>> Start MATERIAL FOR THE TASK
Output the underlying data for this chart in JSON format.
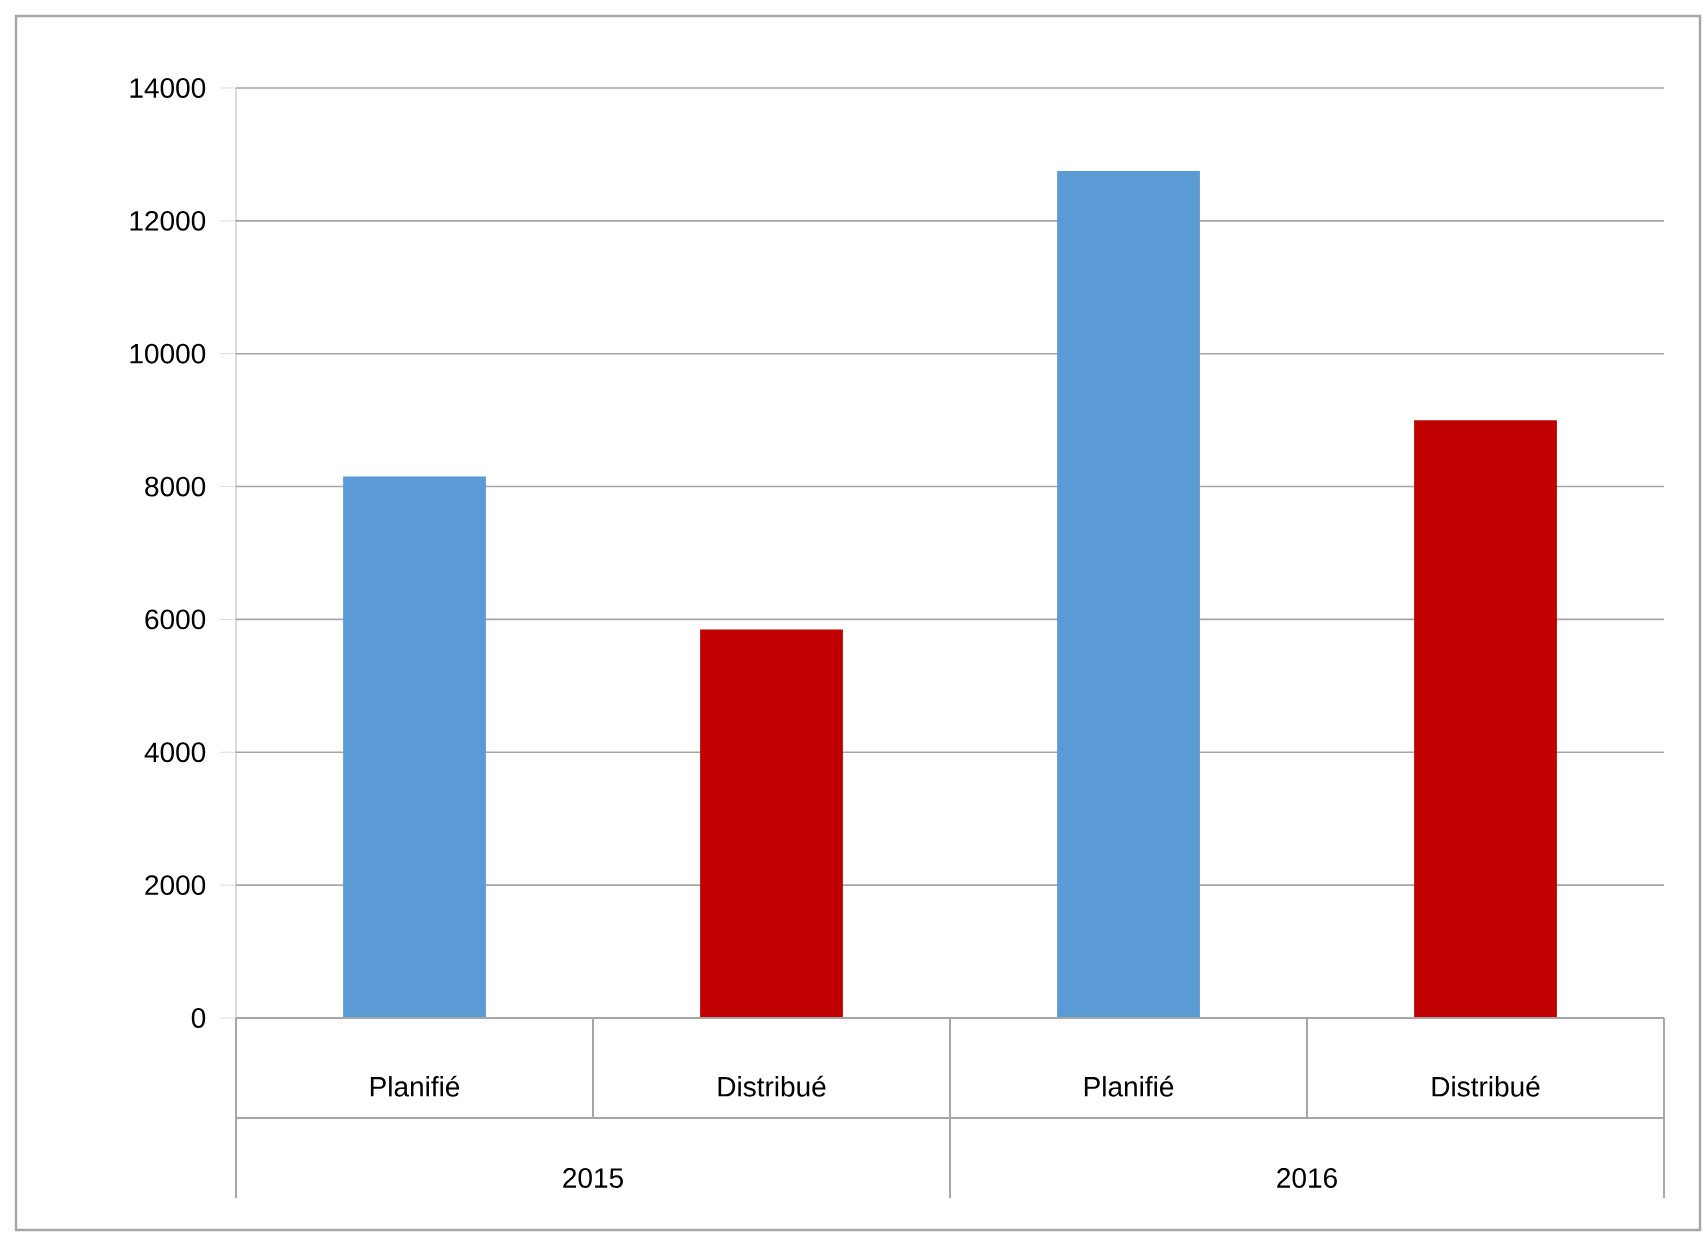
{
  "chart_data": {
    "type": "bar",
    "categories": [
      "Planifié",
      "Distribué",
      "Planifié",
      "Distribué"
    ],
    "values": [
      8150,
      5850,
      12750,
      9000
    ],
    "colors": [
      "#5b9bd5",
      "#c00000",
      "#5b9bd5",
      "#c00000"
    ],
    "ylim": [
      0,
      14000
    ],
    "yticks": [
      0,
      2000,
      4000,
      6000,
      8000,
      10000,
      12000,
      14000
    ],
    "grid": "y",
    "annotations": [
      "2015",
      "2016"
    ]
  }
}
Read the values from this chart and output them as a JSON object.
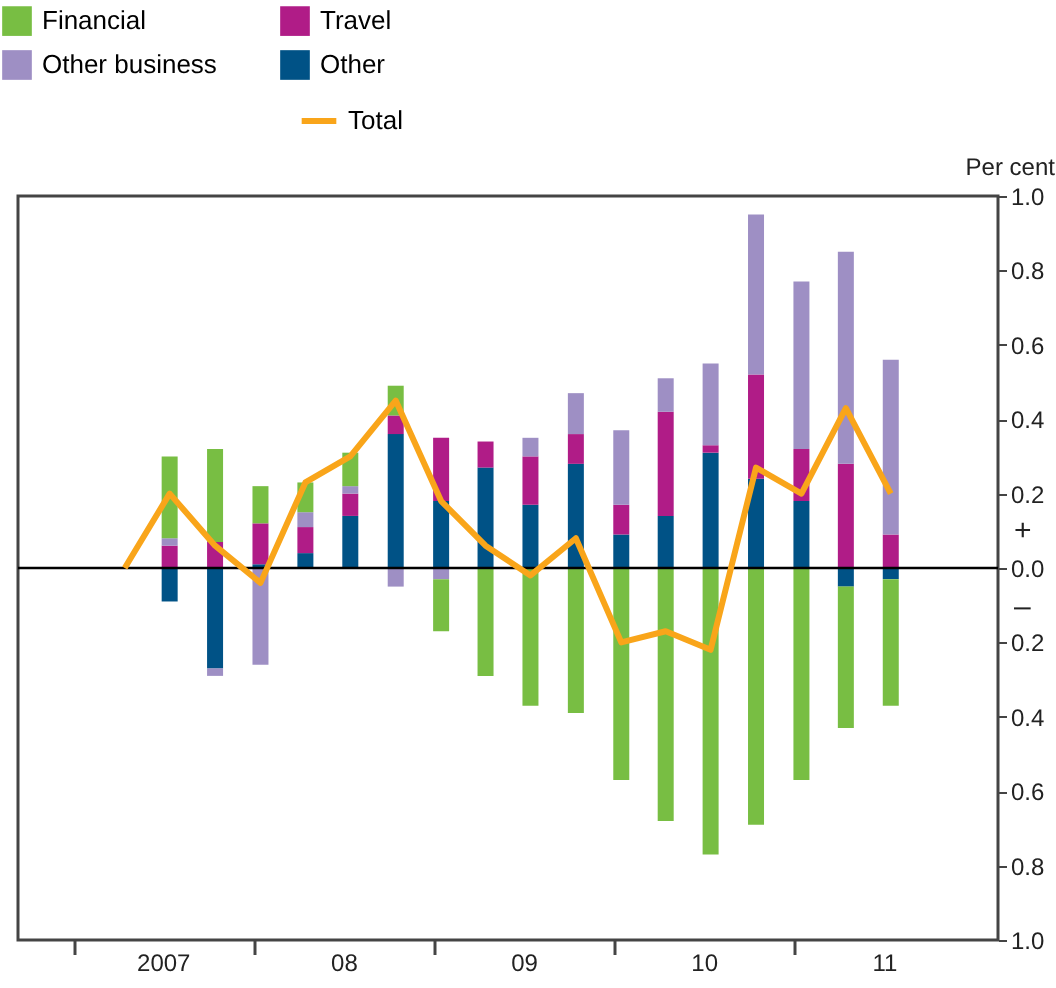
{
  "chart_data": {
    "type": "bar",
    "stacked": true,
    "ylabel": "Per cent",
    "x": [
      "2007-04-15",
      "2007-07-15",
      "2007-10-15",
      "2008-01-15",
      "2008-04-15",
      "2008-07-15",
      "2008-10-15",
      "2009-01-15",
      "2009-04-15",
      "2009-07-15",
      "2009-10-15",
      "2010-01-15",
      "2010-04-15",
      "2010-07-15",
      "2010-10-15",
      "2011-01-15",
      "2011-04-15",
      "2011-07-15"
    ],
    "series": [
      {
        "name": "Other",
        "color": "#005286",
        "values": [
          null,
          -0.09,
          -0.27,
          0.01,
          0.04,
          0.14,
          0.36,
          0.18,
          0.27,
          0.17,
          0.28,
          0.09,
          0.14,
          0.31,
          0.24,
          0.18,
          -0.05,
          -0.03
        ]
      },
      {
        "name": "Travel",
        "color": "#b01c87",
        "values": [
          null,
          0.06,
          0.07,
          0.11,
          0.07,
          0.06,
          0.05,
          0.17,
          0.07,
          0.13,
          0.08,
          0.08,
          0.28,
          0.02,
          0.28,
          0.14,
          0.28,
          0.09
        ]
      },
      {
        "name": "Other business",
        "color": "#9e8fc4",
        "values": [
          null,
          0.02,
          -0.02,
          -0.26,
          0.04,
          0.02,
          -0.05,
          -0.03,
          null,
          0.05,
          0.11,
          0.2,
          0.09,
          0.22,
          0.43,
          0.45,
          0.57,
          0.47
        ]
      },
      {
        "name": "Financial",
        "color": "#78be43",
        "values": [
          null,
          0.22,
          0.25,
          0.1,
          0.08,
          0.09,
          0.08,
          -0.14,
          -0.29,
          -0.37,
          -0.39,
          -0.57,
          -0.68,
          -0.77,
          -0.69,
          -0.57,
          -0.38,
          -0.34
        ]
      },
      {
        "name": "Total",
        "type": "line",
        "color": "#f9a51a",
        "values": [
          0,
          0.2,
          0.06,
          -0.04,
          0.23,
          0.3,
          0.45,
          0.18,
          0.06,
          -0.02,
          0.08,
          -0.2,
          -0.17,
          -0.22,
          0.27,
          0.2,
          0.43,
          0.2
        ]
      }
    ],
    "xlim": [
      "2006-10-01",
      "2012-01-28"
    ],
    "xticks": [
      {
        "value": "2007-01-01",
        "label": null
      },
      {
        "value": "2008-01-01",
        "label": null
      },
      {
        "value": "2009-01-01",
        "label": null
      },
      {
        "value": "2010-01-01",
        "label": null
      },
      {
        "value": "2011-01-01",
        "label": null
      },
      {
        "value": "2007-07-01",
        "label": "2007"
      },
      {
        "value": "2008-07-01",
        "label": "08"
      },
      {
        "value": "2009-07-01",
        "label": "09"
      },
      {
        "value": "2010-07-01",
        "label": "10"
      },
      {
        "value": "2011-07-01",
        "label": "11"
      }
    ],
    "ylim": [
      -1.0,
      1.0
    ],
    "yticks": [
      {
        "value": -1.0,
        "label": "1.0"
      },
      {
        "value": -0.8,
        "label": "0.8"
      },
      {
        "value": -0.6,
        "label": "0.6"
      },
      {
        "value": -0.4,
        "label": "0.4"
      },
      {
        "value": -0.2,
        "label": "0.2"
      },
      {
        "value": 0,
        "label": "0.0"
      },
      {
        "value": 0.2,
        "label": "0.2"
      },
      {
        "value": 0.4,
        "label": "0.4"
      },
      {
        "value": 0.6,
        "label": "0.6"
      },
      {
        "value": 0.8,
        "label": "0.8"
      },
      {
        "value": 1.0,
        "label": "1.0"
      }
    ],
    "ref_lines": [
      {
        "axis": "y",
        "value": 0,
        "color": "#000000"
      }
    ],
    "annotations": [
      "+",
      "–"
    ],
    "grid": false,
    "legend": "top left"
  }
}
>> End MATERIAL FOR THE TASK
#### EXERCISE
Collect the lines that hold "name".

#### FINAL ANSWER
        "name": "Other",
        "name": "Travel",
        "name": "Other business",
        "name": "Financial",
        "name": "Total",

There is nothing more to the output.